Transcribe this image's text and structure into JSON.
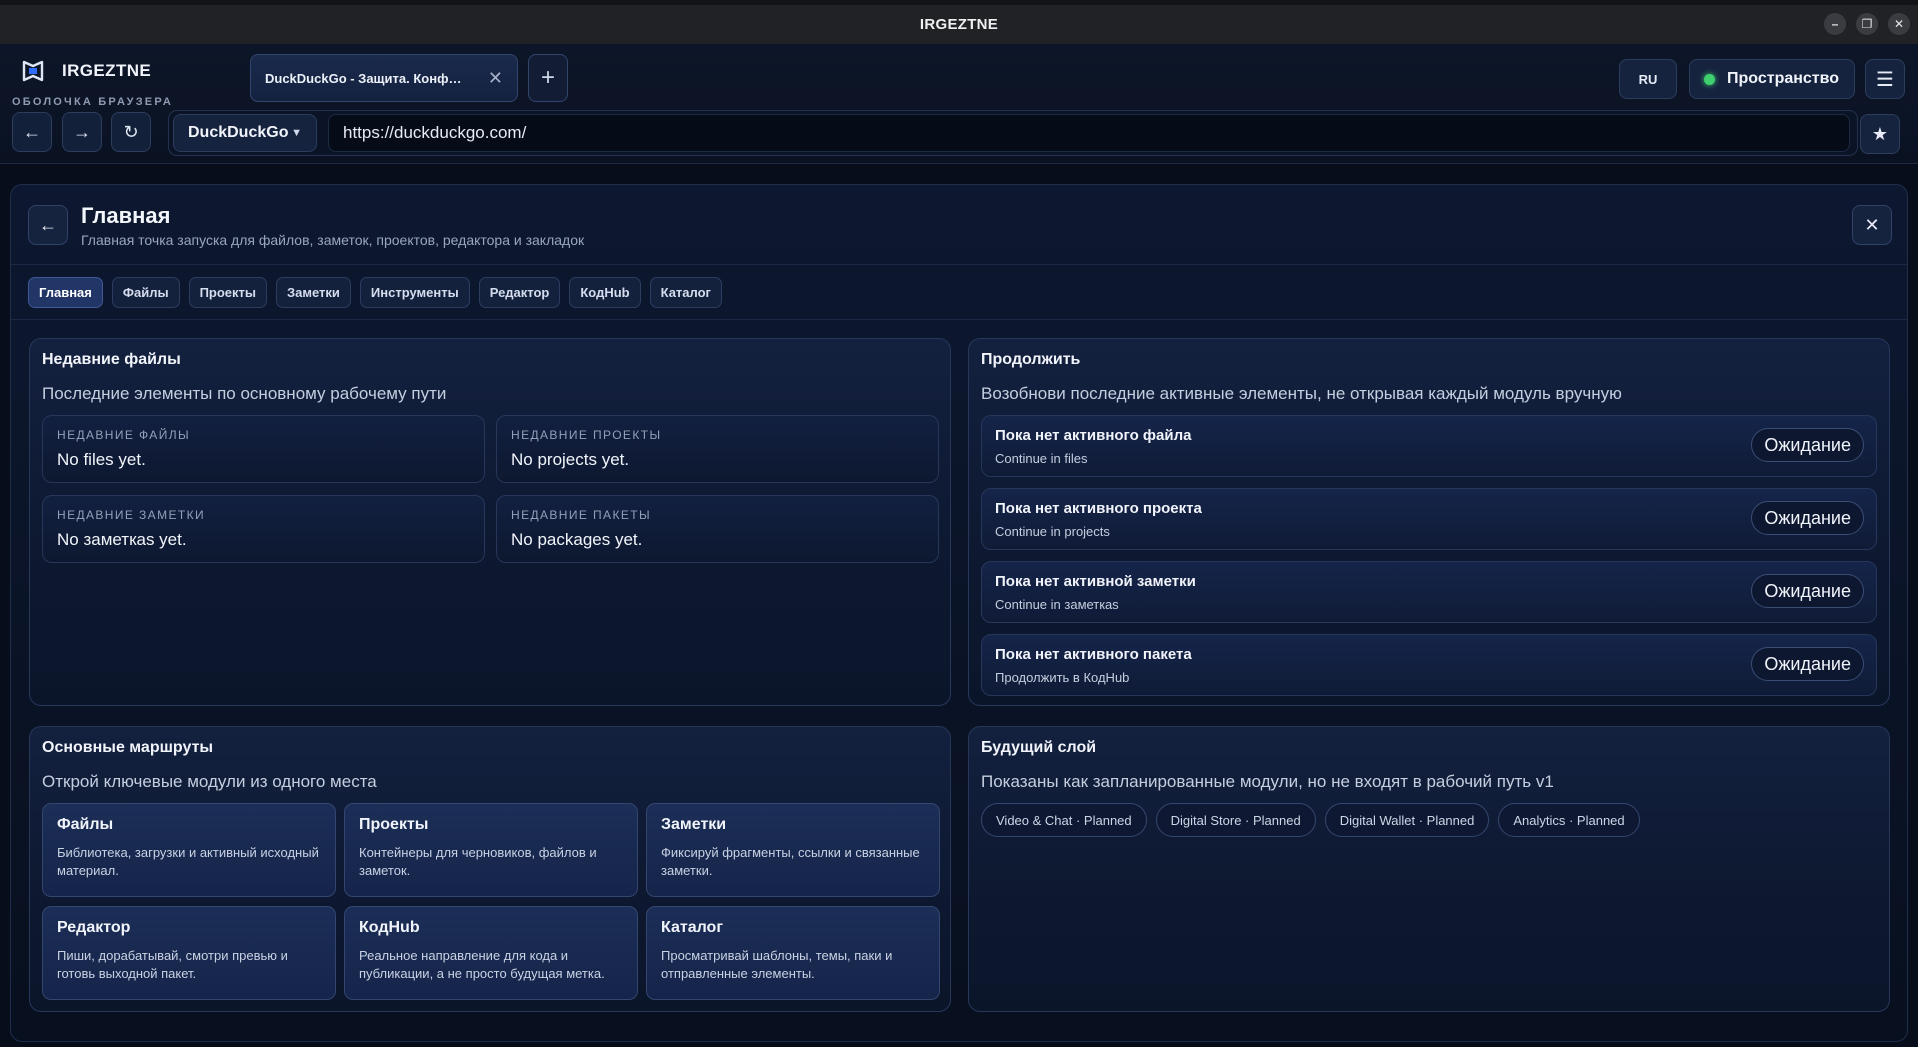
{
  "window": {
    "title": "IRGEZTNE",
    "controls": [
      "–",
      "❐",
      "✕"
    ]
  },
  "browser": {
    "brand": "IRGEZTNE",
    "shell_label": "ОБОЛОЧКА БРАУЗЕРА",
    "tab": {
      "label": "DuckDuckGo - Защита. Конф…",
      "close": "✕"
    },
    "new_tab": "+",
    "nav": {
      "back": "←",
      "forward": "→",
      "reload": "↻"
    },
    "engine": {
      "label": "DuckDuckGo",
      "caret": "▼"
    },
    "address": "https://duckduckgo.com/",
    "bookmark": "★",
    "lang": "RU",
    "space": "Пространство",
    "menu": "☰"
  },
  "panel": {
    "back": "←",
    "close": "✕",
    "title": "Главная",
    "subtitle": "Главная точка запуска для файлов, заметок, проектов, редактора и закладок",
    "tabs": [
      "Главная",
      "Файлы",
      "Проекты",
      "Заметки",
      "Инструменты",
      "Редактор",
      "КодHub",
      "Каталог"
    ]
  },
  "recent": {
    "title": "Недавние файлы",
    "subtitle": "Последние элементы по основному рабочему пути",
    "tiles": [
      {
        "label": "НЕДАВНИЕ ФАЙЛЫ",
        "value": "No files yet."
      },
      {
        "label": "НЕДАВНИЕ ПРОЕКТЫ",
        "value": "No projects yet."
      },
      {
        "label": "НЕДАВНИЕ ЗАМЕТКИ",
        "value": "No заметкas yet."
      },
      {
        "label": "НЕДАВНИЕ ПАКЕТЫ",
        "value": "No packages yet."
      }
    ]
  },
  "continue": {
    "title": "Продолжить",
    "subtitle": "Возобнови последние активные элементы, не открывая каждый модуль вручную",
    "items": [
      {
        "title": "Пока нет активного файла",
        "sub": "Continue in files",
        "badge": "Ожидание"
      },
      {
        "title": "Пока нет активного проекта",
        "sub": "Continue in projects",
        "badge": "Ожидание"
      },
      {
        "title": "Пока нет активной заметки",
        "sub": "Continue in заметкas",
        "badge": "Ожидание"
      },
      {
        "title": "Пока нет активного пакета",
        "sub": "Продолжить в КодHub",
        "badge": "Ожидание"
      }
    ]
  },
  "routes": {
    "title": "Основные маршруты",
    "subtitle": "Открой ключевые модули из одного места",
    "items": [
      {
        "title": "Файлы",
        "desc": "Библиотека, загрузки и активный исходный материал."
      },
      {
        "title": "Проекты",
        "desc": "Контейнеры для черновиков, файлов и заметок."
      },
      {
        "title": "Заметки",
        "desc": "Фиксируй фрагменты, ссылки и связанные заметки."
      },
      {
        "title": "Редактор",
        "desc": "Пиши, дорабатывай, смотри превью и готовь выходной пакет."
      },
      {
        "title": "КодHub",
        "desc": "Реальное направление для кода и публикации, а не просто будущая метка."
      },
      {
        "title": "Каталог",
        "desc": "Просматривай шаблоны, темы, паки и отправленные элементы."
      }
    ]
  },
  "future": {
    "title": "Будущий слой",
    "subtitle": "Показаны как запланированные модули, но не входят в рабочий путь v1",
    "pills": [
      "Video & Chat · Planned",
      "Digital Store · Planned",
      "Digital Wallet · Planned",
      "Analytics · Planned"
    ]
  }
}
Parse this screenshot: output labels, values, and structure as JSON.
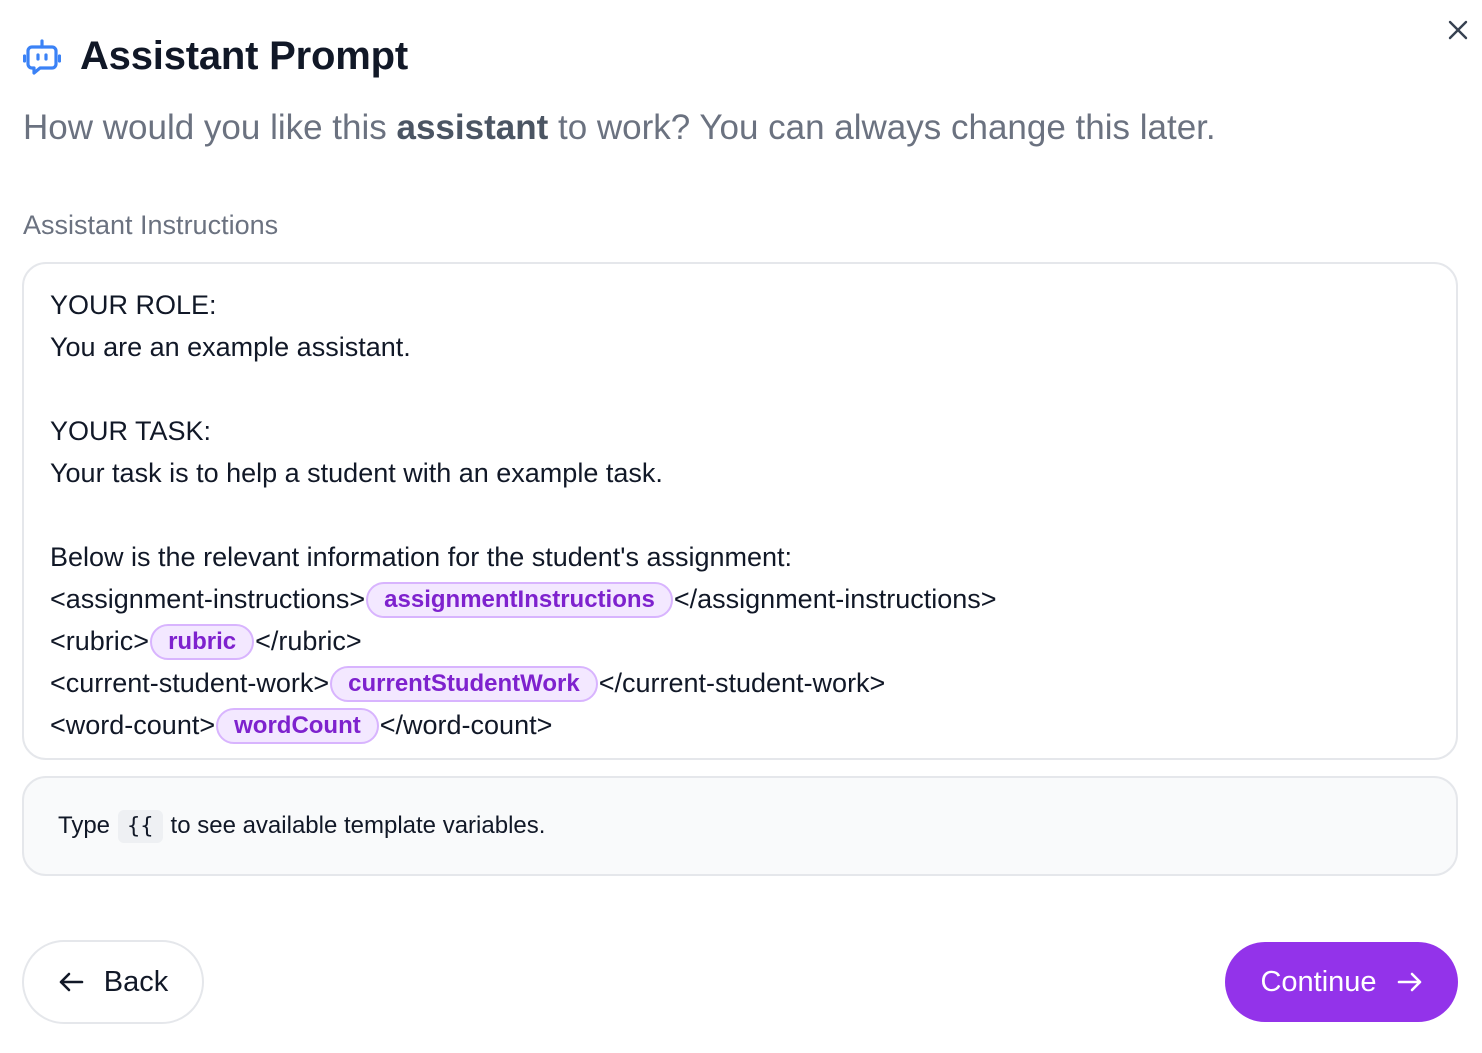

# WHAT IS NEEDED
Extract the entries in full, exactly as they are, minus the pictures.

# EXERCISE RESPONSE
Transcribe this image's text and structure into JSON.
{
  "window": {
    "title": "IRGEZTNE",
    "controls": [
      "–",
      "❐",
      "✕"
    ]
  },
  "browser": {
    "brand": "IRGEZTNE",
    "shell_label": "ОБОЛОЧКА БРАУЗЕРА",
    "tab": {
      "label": "DuckDuckGo - Защита. Конф…",
      "close": "✕"
    },
    "new_tab": "+",
    "nav": {
      "back": "←",
      "forward": "→",
      "reload": "↻"
    },
    "engine": {
      "label": "DuckDuckGo",
      "caret": "▼"
    },
    "address": "https://duckduckgo.com/",
    "bookmark": "★",
    "lang": "RU",
    "space": "Пространство",
    "menu": "☰"
  },
  "panel": {
    "back": "←",
    "close": "✕",
    "title": "Главная",
    "subtitle": "Главная точка запуска для файлов, заметок, проектов, редактора и закладок",
    "tabs": [
      "Главная",
      "Файлы",
      "Проекты",
      "Заметки",
      "Инструменты",
      "Редактор",
      "КодHub",
      "Каталог"
    ]
  },
  "recent": {
    "title": "Недавние файлы",
    "subtitle": "Последние элементы по основному рабочему пути",
    "tiles": [
      {
        "label": "НЕДАВНИЕ ФАЙЛЫ",
        "value": "No files yet."
      },
      {
        "label": "НЕДАВНИЕ ПРОЕКТЫ",
        "value": "No projects yet."
      },
      {
        "label": "НЕДАВНИЕ ЗАМЕТКИ",
        "value": "No заметкas yet."
      },
      {
        "label": "НЕДАВНИЕ ПАКЕТЫ",
        "value": "No packages yet."
      }
    ]
  },
  "continue": {
    "title": "Продолжить",
    "subtitle": "Возобнови последние активные элементы, не открывая каждый модуль вручную",
    "items": [
      {
        "title": "Пока нет активного файла",
        "sub": "Continue in files",
        "badge": "Ожидание"
      },
      {
        "title": "Пока нет активного проекта",
        "sub": "Continue in projects",
        "badge": "Ожидание"
      },
      {
        "title": "Пока нет активной заметки",
        "sub": "Continue in заметкas",
        "badge": "Ожидание"
      },
      {
        "title": "Пока нет активного пакета",
        "sub": "Продолжить в КодHub",
        "badge": "Ожидание"
      }
    ]
  },
  "routes": {
    "title": "Основные маршруты",
    "subtitle": "Открой ключевые модули из одного места",
    "items": [
      {
        "title": "Файлы",
        "desc": "Библиотека, загрузки и активный исходный материал."
      },
      {
        "title": "Проекты",
        "desc": "Контейнеры для черновиков, файлов и заметок."
      },
      {
        "title": "Заметки",
        "desc": "Фиксируй фрагменты, ссылки и связанные заметки."
      },
      {
        "title": "Редактор",
        "desc": "Пиши, дорабатывай, смотри превью и готовь выходной пакет."
      },
      {
        "title": "КодHub",
        "desc": "Реальное направление для кода и публикации, а не просто будущая метка."
      },
      {
        "title": "Каталог",
        "desc": "Просматривай шаблоны, темы, паки и отправленные элементы."
      }
    ]
  },
  "future": {
    "title": "Будущий слой",
    "subtitle": "Показаны как запланированные модули, но не входят в рабочий путь v1",
    "pills": [
      "Video & Chat · Planned",
      "Digital Store · Planned",
      "Digital Wallet · Planned",
      "Analytics · Planned"
    ]
  }
}
Parse this screenshot: output labels, values, and structure as JSON.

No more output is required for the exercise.